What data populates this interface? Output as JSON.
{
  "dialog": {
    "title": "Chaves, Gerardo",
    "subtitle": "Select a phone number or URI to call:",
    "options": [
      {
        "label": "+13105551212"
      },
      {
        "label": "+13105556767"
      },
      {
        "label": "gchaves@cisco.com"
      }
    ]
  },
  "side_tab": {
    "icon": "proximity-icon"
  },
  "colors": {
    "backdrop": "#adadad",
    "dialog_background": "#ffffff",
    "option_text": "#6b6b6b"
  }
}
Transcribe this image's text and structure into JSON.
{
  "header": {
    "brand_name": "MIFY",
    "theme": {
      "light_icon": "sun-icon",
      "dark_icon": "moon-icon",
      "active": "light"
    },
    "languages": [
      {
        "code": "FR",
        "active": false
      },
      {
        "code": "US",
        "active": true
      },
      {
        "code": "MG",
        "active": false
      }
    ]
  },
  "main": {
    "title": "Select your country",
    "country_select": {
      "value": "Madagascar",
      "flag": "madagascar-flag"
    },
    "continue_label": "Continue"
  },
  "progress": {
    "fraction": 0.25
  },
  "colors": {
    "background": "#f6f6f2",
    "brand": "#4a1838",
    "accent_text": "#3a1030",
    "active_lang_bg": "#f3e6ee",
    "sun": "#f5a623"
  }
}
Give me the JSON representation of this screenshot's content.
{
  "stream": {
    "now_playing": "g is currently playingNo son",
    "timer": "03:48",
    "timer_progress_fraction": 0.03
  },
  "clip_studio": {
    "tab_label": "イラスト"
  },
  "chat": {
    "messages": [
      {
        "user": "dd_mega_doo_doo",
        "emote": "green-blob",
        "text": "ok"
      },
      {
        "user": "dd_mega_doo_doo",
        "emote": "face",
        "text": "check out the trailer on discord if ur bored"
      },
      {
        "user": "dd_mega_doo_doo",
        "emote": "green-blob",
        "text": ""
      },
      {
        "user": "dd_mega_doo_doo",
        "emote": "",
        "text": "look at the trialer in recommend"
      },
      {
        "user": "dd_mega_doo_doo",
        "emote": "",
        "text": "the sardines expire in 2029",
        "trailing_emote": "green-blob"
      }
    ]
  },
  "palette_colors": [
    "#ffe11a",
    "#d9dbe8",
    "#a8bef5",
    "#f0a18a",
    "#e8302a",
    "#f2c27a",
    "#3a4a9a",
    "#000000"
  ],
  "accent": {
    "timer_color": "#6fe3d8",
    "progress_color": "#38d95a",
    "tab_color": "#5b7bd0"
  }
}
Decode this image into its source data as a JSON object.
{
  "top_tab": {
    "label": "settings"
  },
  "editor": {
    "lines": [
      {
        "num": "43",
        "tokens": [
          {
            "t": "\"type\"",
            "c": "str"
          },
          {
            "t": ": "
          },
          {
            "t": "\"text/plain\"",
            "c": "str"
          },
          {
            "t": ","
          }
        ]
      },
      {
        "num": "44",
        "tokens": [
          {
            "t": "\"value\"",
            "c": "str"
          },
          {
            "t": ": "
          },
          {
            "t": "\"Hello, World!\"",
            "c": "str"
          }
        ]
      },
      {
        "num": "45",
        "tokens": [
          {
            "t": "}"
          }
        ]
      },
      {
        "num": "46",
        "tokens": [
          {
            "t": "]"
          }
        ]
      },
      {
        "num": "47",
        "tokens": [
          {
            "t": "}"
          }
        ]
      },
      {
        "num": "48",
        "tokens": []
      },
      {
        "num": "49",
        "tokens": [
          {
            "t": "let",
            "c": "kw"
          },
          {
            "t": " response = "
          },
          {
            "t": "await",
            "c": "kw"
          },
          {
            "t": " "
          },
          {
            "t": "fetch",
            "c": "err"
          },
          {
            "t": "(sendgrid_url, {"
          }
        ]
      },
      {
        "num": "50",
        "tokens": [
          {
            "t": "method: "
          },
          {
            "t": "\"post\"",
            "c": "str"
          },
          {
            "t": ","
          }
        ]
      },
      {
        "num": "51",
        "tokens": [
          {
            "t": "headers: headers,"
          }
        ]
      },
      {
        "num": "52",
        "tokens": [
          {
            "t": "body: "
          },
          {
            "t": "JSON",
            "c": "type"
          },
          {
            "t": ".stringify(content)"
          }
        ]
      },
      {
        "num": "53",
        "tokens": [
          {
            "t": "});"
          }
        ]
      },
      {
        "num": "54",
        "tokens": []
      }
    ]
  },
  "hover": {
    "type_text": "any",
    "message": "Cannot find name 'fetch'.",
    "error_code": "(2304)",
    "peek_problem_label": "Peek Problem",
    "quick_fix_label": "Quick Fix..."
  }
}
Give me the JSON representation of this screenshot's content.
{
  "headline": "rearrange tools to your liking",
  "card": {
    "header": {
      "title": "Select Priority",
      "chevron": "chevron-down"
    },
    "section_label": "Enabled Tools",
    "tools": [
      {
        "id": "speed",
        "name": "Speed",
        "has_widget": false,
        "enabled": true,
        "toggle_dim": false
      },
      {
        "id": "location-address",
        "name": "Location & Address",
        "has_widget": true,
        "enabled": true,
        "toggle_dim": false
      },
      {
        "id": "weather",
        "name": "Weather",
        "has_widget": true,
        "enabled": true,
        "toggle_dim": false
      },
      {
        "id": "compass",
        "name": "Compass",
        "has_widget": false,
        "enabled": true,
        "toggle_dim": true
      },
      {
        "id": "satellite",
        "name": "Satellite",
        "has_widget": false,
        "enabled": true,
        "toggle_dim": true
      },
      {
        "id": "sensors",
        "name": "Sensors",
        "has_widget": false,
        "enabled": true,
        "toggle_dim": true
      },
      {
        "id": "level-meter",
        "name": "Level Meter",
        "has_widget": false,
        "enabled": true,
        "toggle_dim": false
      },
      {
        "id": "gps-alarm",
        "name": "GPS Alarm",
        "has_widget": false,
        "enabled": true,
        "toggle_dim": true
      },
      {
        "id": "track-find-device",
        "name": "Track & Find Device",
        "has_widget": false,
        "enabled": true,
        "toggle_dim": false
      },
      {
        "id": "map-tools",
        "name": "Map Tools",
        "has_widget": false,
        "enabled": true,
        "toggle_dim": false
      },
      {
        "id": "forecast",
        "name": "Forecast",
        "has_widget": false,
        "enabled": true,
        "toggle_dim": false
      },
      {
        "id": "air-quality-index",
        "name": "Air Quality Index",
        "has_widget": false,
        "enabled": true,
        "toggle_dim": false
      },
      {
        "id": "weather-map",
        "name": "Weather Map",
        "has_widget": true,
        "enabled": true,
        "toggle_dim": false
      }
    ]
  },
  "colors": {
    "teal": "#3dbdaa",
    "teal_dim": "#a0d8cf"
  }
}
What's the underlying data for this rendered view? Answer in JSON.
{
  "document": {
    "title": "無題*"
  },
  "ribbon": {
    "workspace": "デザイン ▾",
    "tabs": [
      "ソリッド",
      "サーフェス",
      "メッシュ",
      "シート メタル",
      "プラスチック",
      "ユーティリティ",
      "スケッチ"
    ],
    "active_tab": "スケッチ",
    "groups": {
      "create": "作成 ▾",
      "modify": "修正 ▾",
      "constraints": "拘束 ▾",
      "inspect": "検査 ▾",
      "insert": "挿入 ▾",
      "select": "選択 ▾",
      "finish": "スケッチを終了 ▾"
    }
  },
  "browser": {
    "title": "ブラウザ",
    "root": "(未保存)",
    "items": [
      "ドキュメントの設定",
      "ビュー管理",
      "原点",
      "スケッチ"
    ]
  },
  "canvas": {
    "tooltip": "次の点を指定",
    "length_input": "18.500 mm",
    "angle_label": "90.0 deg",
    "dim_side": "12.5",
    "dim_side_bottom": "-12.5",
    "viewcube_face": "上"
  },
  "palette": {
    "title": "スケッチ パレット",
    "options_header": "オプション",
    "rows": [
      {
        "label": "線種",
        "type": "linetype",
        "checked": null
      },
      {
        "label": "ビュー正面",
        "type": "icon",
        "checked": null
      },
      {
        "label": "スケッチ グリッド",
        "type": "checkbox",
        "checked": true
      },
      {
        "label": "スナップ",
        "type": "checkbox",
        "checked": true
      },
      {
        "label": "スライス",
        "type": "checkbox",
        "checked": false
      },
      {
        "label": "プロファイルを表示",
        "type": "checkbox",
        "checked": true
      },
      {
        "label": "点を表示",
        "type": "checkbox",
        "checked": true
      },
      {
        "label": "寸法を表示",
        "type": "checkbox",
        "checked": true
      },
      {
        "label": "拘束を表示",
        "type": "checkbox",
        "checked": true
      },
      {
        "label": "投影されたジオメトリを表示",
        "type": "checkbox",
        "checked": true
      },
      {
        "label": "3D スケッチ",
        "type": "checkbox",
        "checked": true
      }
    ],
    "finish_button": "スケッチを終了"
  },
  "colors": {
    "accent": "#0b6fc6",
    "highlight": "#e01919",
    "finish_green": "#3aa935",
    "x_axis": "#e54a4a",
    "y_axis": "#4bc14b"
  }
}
★ ★ ★ ★
Task: Where a line holds the string "fetch", copy that line.

Task response:
            "t": "fetch",
    "message": "Cannot find name 'fetch'.",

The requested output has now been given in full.